## WRITTEN REQUEST:
For this exercise, copy out each line of the material below that includes "counts".

## RECORDS FOR THE EXERCISE:
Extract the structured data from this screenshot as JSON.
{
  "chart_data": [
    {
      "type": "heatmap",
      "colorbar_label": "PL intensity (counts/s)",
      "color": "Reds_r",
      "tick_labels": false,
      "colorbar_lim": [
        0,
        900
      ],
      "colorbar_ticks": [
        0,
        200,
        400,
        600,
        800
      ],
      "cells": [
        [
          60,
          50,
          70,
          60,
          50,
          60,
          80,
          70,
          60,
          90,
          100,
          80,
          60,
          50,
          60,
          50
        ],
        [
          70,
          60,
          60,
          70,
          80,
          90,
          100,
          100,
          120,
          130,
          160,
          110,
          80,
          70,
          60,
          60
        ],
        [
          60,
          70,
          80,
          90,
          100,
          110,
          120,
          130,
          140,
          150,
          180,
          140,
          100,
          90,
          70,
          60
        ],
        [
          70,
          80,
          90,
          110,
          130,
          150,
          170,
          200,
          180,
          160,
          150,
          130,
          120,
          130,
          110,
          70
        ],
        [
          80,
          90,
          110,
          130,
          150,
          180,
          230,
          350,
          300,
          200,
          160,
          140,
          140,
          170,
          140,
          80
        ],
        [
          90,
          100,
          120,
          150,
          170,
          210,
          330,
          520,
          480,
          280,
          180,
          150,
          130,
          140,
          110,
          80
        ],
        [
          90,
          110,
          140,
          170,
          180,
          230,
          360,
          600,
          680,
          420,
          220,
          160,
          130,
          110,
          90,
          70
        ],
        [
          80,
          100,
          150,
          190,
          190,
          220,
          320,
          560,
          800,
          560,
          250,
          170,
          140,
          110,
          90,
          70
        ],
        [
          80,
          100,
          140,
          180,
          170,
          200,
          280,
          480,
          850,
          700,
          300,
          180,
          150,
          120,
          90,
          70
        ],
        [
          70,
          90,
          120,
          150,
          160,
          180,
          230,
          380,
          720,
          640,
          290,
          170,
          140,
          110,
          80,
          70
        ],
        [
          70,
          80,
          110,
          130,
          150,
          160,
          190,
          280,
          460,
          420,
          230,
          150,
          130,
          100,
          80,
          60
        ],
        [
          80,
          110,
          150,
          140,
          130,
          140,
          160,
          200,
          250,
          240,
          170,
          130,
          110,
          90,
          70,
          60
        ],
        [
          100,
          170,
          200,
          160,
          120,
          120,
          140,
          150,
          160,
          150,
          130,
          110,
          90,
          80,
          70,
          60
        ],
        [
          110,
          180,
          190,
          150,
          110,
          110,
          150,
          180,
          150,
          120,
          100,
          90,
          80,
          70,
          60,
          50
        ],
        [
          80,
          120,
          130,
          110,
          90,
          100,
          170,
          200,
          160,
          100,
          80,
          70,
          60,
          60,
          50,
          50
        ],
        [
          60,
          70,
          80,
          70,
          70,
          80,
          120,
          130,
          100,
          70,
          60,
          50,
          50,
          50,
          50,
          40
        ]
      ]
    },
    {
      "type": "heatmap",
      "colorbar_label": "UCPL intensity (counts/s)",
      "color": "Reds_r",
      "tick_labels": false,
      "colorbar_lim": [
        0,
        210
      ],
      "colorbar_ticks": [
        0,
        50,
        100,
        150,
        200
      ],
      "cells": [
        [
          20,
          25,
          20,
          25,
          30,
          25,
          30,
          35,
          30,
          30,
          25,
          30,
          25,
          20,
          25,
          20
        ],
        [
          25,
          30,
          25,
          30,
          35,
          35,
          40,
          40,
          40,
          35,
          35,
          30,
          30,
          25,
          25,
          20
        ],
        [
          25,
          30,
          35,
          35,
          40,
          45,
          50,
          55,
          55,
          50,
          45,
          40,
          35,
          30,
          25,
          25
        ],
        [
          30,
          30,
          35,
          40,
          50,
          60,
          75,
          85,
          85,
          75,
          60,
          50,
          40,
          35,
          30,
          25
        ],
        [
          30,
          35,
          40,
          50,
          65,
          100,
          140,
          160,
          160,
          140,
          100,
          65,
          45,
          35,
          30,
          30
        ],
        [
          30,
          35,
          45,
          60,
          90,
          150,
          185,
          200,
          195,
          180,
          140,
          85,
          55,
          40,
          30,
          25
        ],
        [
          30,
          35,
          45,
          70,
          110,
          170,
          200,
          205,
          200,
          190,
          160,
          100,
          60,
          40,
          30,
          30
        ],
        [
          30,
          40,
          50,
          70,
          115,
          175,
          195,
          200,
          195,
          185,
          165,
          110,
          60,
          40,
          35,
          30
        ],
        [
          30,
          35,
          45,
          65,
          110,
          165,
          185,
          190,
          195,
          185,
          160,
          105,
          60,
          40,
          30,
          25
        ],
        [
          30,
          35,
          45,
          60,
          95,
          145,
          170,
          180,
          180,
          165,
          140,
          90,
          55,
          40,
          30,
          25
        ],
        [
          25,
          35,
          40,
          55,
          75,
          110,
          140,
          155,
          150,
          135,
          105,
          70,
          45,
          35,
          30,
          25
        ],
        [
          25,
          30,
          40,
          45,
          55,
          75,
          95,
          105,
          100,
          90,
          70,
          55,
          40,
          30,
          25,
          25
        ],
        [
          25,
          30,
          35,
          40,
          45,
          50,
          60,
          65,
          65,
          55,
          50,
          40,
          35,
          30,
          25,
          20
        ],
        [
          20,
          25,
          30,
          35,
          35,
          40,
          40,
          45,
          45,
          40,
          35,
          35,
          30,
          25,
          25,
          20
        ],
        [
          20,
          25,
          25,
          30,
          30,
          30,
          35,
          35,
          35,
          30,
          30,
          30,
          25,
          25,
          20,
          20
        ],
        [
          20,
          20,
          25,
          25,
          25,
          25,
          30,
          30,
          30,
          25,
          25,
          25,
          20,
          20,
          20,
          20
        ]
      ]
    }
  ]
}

## OUTPUT FOR THIS EXERCISE:
      "colorbar_label": "PL intensity (counts/s)",
      "colorbar_label": "UCPL intensity (counts/s)",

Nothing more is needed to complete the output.